■ PROBLEM STATEMENT ■
Show all lines from the listing below that contain "this".

■ TASK DATA ■
_ _ _ _ _ _ _
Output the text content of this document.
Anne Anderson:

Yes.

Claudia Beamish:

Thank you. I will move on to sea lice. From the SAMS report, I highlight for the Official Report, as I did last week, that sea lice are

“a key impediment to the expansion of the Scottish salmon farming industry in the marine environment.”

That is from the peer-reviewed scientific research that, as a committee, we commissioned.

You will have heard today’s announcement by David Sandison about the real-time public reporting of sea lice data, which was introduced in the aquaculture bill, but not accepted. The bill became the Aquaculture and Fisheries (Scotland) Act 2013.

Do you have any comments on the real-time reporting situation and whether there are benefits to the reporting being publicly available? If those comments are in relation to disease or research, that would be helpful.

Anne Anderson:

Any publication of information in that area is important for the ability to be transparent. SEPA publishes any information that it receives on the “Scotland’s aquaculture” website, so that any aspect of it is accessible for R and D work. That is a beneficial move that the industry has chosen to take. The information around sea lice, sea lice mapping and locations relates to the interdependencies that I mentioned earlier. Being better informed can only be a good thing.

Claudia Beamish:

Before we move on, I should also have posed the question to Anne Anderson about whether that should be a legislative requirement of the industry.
_ _ _ _ _ _ _
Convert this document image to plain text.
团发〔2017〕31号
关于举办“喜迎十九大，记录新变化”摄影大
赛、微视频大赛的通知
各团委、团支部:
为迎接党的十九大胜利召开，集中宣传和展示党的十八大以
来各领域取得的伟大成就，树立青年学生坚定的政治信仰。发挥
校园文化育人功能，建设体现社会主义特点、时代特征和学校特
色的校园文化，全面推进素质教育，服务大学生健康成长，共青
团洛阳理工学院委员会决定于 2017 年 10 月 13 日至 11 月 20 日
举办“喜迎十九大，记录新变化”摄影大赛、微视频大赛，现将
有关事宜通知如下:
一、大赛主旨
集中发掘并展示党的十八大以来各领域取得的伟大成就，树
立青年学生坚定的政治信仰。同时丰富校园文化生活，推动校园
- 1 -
_ _ _ _ _ _ _
■ THE ANSWER ■
Output the text content of this document.
Convert this document image to plain text.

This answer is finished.